1/. Always pick Beastslayer for the Priest - it's good for Nurgle/Ravenwing forces. The Oath of War needs to be based upon your foe's preferred choice, and also upon your unit chosen as Retinue...
Blood Claws: Infantry, Swarms
Grey Hunters: Bikes, Monstrous Creatures
Wolf Guard: Infantry, Swarms


*WOLF GUARD BATTLE LEADER*

1/. These are combat/leadership buffs. The Lord keeps his points high, while the leader keeps them low. Use them as a Hammer unit, to blast whatever the hell your opponent throws at your unit, and rmember to keep the fluff: That Land Raider was obviously this lord's personal transport, for example. Model them and you get bonuses, dude. Remember to play as if he is YOU - that lord's Saga is yours, so keep track of it

*WOLF GUARD PACK*

1/. Wolf guard squad with wolf claws led by a chaplin, rerolling to hit and to wound has enabled this unit to take some impressive scalps in its short gaming history

2/. Pretty much only sergeants...
Grey Hunters: TH/SS, PP/CS, BP/PW, SB/BP
Blood Claws: BP/PW, TWC, WC/BP, BP/CS
Long Fangs: SB/PW, PP/CS, SB/BP

*WOLF GUARD IN TERMINATOR ARMOUR PACK*

1/. Pick a Role: Fire or Charge. Then go with it. Power Fists are more economical than Thunder Hammers, but Power Swords work too. Remember that you can get 5 normal Wolf Guard and 5 Terminators... allowing for 2 Heavy Weapons overall. NEVER split a Terminator off unless it's Arjac or if you need to.


*ARJAC ROCKFIST*

1/. This man demands respect in every way possible. Capable of killing a Land Raider in the shooting phase and demolishing the contents in the assault phase, gotta love it. Seriously though, if you give this man Mentor, he will find ANY Independent Character or Monstrous Creature and HE WILL kill them. Hitting on a 3+ with re-rolls to hit? Yeah, you're going down whoever you are (5 attacks on the charge that hit on a 3+ that re-roll at Strength 10, you better believe something is dying.). In terms of where to put him, it is a tough call. You could place him with Ragnar. After all is said and done, he can go anywhere and do almost anything you ask of him.

++++++++++

▸ Objective:
Update the Arjac Rockfist passage from the words "1/. This man" through "ask of him.", changing "Ragnar" to "the Wolf Lord".

▸ Data lines:
++++++++++

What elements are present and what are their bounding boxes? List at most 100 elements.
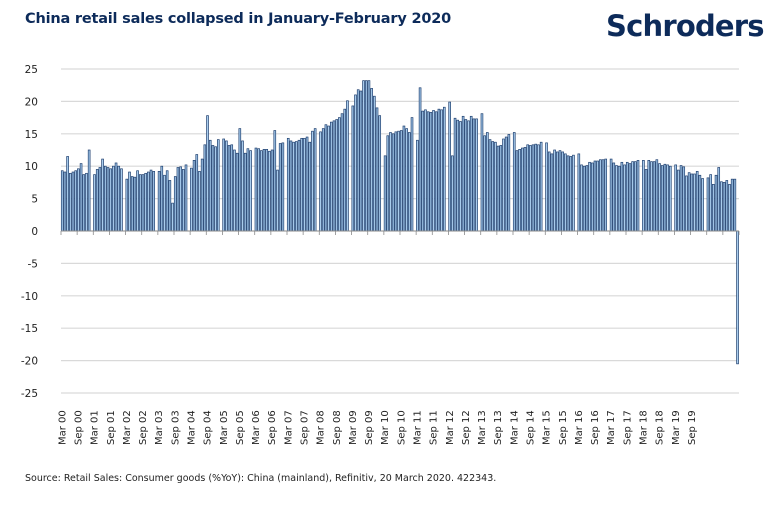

++++++++++

▸ Result below:
1/. This man demands respect in every way possible. Capable of killing a Land Raider in the shooting phase and demolishing the contents in the assault phase, gotta love it. Seriously though, if you give this man Mentor, he will find ANY Independent Character or Monstrous Creature and HE WILL kill them. Hitting on a 3+ with re-rolls to hit? Yeah, you're going down whoever you are (5 attacks on the charge that hit on a 3+ that re-roll at Strength 10, you better believe something is dying.). In terms of where to put him, it is a tough call. You could place him with the Wolf Lord. After all is said and done, he can go anywhere and do almost anything you ask of him.